* Description of the task *
Exact repetition of every entry is required.

Start of Data to process

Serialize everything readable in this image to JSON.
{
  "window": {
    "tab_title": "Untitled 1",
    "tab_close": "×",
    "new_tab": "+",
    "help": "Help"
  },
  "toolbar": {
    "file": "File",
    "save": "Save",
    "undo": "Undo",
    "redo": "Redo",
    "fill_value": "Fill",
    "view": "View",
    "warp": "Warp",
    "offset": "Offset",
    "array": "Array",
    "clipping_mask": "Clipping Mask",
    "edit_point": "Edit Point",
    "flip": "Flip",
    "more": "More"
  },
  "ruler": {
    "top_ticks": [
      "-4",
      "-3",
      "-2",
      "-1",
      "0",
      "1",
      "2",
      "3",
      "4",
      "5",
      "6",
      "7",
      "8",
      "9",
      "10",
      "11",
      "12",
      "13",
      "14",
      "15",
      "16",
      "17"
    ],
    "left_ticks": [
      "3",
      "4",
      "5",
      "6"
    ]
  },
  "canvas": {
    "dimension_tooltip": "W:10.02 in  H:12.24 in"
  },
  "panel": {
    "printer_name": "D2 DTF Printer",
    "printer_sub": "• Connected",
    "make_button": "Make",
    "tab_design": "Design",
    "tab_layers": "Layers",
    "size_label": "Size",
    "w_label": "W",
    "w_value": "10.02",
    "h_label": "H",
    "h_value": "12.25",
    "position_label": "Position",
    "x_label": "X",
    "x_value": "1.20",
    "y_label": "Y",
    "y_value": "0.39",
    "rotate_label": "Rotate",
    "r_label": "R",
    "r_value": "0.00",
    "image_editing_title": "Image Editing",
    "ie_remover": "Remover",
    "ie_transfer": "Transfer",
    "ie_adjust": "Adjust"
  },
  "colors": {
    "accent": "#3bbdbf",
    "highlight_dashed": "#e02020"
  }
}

End of Data to process

* Complete response *
Serialize everything readable in this image to JSON.
{
  "window": {
    "tab_title": "Untitled 1",
    "tab_close": "×",
    "new_tab": "+",
    "help": "Help"
  },
  "toolbar": {
    "file": "File",
    "save": "Save",
    "undo": "Undo",
    "redo": "Redo",
    "fill_value": "Fill",
    "view": "View",
    "warp": "Warp",
    "offset": "Offset",
    "array": "Array",
    "clipping_mask": "Clipping Mask",
    "edit_point": "Edit Point",
    "flip": "Flip",
    "more": "More"
  },
  "ruler": {
    "top_ticks": [
      "-4",
      "-3",
      "-2",
      "-1",
      "0",
      "1",
      "2",
      "3",
      "4",
      "5",
      "6",
      "7",
      "8",
      "9",
      "10",
      "11",
      "12",
      "13",
      "14",
      "15",
      "16",
      "17"
    ],
    "left_ticks": [
      "3",
      "4",
      "5",
      "6"
    ]
  },
  "canvas": {
    "dimension_tooltip": "W:10.02 in  H:12.24 in"
  },
  "panel": {
    "printer_name": "D2 DTF Printer",
    "printer_sub": "• Connected",
    "make_button": "Make",
    "tab_design": "Design",
    "tab_layers": "Layers",
    "size_label": "Size",
    "w_label": "W",
    "w_value": "10.02",
    "h_label": "H",
    "h_value": "12.25",
    "position_label": "Position",
    "x_label": "X",
    "x_value": "1.20",
    "y_label": "Y",
    "y_value": "0.39",
    "rotate_label": "Rotate",
    "r_label": "R",
    "r_value": "0.00",
    "image_editing_title": "Image Editing",
    "ie_remover": "Remover",
    "ie_transfer": "Transfer",
    "ie_adjust": "Adjust"
  },
  "colors": {
    "accent": "#3bbdbf",
    "highlight_dashed": "#e02020"
  }
}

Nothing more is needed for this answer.